▸ **THE PROBLEM**
Find the string "Matrícula" in the entries and copy each line that has it.

[Saved entries]
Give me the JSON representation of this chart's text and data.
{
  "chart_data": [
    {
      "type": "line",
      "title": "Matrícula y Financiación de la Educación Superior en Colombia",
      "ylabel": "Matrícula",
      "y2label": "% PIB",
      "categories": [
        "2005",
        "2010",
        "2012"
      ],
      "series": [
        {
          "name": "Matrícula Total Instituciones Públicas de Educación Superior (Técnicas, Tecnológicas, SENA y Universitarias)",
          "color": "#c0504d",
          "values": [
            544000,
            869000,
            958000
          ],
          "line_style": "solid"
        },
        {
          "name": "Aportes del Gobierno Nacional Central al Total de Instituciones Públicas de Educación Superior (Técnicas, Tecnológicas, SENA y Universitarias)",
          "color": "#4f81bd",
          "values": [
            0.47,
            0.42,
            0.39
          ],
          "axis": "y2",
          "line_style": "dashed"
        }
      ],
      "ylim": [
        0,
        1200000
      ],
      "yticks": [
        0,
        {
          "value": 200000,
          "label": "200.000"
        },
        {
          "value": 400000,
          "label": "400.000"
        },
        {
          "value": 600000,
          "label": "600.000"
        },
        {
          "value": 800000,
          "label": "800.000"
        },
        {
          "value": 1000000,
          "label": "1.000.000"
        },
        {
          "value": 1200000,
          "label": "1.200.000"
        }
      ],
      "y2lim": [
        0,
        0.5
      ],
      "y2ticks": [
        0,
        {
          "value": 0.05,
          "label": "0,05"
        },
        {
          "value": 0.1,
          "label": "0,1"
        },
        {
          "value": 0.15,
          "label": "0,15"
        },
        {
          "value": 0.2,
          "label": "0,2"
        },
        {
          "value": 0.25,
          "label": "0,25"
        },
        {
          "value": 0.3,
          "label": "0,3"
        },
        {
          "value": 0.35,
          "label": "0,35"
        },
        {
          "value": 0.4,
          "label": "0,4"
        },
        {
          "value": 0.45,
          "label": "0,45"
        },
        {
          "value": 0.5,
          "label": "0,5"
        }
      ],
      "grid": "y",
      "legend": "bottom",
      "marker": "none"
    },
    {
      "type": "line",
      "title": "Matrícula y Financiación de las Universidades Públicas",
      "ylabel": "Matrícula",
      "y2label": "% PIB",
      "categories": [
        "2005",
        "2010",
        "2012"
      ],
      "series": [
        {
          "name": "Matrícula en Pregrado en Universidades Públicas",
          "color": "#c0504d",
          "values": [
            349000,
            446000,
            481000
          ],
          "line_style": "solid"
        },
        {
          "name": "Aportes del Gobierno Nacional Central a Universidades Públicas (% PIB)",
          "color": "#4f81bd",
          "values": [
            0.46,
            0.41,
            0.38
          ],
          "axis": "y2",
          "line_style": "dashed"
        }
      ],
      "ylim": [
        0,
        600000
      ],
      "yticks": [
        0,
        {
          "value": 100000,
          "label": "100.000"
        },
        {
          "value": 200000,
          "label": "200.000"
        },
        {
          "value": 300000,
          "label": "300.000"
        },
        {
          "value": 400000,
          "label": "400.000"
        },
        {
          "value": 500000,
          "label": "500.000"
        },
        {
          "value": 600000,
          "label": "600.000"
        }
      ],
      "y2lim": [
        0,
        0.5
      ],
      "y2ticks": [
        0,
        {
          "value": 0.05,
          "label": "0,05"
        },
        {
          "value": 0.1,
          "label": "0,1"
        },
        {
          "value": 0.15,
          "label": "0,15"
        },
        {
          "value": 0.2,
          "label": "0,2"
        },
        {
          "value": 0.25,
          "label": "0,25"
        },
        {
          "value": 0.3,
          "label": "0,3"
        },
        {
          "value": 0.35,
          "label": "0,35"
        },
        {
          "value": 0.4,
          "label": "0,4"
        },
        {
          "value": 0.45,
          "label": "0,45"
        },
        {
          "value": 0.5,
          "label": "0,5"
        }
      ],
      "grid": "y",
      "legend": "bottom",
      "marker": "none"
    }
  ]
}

▸ **SOLUTION TO THIS PROBLEM**
      "title": "Matrícula y Financiación de la Educación Superior en Colombia",
      "ylabel": "Matrícula",
          "name": "Matrícula Total Instituciones Públicas de Educación Superior (Técnicas, Tecnológicas, SENA y Universitarias)",
      "title": "Matrícula y Financiación de las Universidades Públicas",
      "ylabel": "Matrícula",
          "name": "Matrícula en Pregrado en Universidades Públicas",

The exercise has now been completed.